STATED EXERCISE
Filter the records below for the word "Temperatur". Copy each line that holds it.

GIVEN RECORDS start

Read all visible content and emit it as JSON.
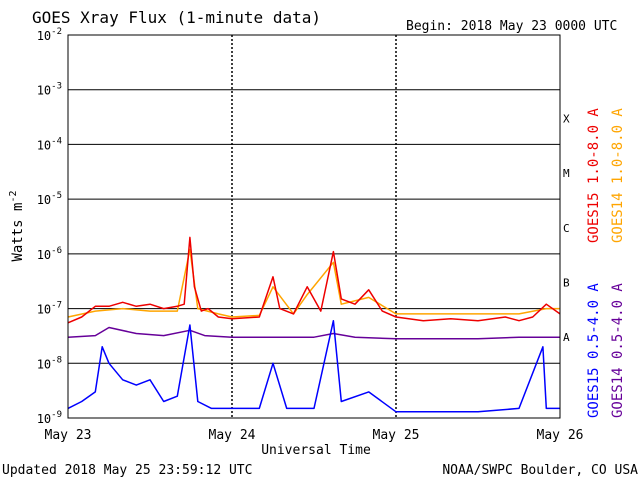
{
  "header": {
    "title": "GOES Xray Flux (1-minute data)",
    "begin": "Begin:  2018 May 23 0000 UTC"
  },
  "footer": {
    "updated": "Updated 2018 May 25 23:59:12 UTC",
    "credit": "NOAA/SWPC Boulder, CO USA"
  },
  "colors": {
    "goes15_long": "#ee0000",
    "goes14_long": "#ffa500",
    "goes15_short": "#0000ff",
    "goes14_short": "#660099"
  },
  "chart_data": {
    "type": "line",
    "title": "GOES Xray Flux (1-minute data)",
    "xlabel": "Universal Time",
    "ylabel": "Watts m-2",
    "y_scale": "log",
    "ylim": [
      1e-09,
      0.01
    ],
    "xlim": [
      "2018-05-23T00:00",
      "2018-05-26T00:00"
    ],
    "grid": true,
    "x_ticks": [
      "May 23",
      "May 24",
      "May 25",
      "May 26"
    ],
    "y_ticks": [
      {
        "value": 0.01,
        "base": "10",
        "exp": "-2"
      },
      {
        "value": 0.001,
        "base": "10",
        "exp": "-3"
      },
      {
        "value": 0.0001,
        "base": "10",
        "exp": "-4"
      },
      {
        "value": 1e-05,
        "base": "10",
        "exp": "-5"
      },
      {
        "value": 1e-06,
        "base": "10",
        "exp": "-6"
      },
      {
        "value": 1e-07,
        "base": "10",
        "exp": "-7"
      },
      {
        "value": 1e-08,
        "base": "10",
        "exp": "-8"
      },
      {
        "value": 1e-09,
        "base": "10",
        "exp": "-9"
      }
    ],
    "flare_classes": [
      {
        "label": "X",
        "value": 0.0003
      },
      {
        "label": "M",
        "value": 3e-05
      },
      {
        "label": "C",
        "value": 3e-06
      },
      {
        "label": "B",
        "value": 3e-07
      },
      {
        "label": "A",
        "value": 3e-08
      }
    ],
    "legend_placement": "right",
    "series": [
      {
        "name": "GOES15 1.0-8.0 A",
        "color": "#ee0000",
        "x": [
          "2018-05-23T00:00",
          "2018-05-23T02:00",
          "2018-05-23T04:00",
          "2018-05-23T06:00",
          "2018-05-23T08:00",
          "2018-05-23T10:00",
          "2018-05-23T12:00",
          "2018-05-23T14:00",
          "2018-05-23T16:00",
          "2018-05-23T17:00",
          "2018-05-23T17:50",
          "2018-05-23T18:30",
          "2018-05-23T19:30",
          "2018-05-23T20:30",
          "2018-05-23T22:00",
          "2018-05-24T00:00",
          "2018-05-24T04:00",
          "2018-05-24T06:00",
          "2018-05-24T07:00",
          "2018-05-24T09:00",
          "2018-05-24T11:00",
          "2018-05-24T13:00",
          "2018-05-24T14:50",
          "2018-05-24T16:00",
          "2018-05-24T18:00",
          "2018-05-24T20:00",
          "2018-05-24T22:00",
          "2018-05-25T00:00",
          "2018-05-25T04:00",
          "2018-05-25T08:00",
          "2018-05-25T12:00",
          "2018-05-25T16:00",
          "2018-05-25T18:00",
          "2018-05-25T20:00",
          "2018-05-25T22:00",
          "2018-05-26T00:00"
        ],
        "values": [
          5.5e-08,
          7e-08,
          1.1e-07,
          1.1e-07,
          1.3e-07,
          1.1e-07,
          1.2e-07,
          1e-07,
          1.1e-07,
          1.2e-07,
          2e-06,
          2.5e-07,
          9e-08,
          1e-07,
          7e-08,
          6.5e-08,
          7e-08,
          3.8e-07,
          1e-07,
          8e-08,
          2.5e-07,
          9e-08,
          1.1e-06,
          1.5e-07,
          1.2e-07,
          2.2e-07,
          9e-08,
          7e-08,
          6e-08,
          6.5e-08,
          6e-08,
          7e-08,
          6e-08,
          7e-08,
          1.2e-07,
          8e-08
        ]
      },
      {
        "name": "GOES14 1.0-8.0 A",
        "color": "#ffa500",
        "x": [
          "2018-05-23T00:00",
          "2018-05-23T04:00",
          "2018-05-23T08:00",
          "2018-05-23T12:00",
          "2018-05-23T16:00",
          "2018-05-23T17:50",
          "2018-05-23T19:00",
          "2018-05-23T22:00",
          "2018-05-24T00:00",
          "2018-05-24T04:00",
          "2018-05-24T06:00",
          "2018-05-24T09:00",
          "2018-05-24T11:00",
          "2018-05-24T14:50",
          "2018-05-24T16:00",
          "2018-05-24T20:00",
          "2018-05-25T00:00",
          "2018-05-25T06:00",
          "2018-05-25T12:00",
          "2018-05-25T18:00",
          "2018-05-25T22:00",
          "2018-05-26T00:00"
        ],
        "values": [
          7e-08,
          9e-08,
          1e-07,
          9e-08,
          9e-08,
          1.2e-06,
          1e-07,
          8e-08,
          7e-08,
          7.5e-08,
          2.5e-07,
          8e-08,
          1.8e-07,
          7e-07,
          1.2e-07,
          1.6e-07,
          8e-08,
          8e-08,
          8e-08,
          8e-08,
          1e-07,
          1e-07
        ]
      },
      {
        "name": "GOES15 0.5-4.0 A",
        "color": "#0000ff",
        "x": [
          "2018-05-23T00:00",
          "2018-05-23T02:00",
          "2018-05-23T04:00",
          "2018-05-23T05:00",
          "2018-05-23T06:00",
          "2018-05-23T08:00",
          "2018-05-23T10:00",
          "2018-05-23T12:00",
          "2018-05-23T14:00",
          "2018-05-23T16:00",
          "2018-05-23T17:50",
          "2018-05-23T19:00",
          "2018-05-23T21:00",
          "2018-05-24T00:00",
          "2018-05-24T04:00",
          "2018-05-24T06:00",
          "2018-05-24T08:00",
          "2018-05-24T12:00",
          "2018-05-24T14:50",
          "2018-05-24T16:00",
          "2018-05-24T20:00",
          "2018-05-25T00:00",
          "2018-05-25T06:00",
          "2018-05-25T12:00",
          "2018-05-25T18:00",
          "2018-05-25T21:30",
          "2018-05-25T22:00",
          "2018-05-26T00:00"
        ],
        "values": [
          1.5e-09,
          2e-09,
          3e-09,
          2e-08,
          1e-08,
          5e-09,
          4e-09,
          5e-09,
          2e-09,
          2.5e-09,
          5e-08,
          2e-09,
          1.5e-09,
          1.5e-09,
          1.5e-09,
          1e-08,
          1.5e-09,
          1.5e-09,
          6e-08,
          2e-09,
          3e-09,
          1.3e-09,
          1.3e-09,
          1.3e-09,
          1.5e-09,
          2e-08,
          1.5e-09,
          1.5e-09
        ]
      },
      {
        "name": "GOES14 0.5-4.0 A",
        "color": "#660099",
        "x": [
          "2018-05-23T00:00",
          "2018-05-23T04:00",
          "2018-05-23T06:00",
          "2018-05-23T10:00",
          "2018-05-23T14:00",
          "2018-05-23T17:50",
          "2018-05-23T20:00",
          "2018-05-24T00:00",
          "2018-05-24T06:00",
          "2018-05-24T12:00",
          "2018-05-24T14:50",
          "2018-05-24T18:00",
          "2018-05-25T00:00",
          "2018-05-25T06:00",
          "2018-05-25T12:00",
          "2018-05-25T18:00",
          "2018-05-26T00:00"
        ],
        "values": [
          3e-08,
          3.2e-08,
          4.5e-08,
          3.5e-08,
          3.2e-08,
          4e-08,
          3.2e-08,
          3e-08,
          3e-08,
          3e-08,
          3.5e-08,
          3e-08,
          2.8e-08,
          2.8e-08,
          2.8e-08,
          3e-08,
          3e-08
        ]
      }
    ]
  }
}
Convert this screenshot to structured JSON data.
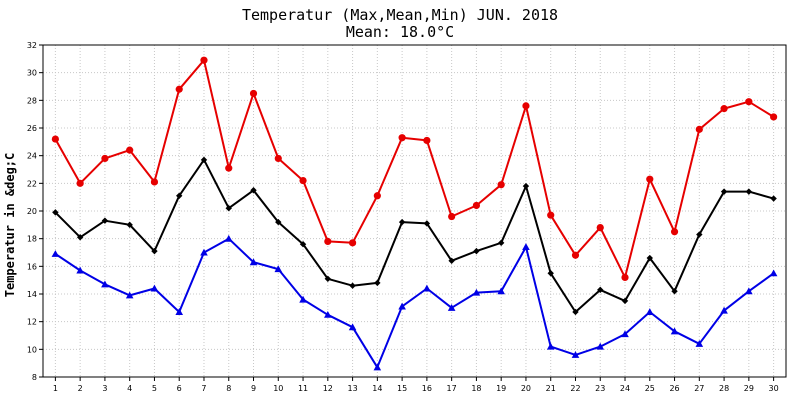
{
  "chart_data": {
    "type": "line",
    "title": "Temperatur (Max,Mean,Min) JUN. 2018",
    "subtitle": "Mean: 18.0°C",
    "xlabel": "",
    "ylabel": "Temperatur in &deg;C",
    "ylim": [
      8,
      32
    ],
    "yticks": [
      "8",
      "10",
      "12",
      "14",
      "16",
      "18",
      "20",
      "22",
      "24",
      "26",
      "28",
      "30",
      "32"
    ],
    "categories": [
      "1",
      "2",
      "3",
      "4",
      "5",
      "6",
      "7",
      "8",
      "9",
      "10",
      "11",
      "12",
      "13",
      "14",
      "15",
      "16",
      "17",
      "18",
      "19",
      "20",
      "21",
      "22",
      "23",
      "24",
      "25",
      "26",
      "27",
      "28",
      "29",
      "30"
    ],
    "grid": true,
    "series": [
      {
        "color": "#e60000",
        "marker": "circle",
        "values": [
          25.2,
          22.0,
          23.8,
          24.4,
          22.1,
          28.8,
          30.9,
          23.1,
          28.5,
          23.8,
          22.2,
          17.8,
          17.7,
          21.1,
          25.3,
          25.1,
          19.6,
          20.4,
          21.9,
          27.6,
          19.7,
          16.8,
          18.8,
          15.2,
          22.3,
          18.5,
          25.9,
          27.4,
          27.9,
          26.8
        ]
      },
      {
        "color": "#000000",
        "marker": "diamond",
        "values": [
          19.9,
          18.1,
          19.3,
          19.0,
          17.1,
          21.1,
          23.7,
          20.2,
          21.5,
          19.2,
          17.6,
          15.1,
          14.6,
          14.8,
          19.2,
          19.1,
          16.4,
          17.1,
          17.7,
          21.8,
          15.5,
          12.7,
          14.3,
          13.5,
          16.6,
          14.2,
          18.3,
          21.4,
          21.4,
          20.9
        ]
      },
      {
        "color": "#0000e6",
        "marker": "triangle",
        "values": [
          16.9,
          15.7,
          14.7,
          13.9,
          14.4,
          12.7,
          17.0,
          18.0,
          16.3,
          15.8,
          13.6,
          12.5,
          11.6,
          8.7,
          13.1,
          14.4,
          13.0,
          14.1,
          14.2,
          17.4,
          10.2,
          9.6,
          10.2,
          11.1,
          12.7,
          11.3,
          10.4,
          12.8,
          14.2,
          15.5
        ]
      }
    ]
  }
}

GIVEN RECORDS end

FINISHED EXERCISE
    "title": "Temperatur (Max,Mean,Min) JUN. 2018",
    "ylabel": "Temperatur in &deg;C",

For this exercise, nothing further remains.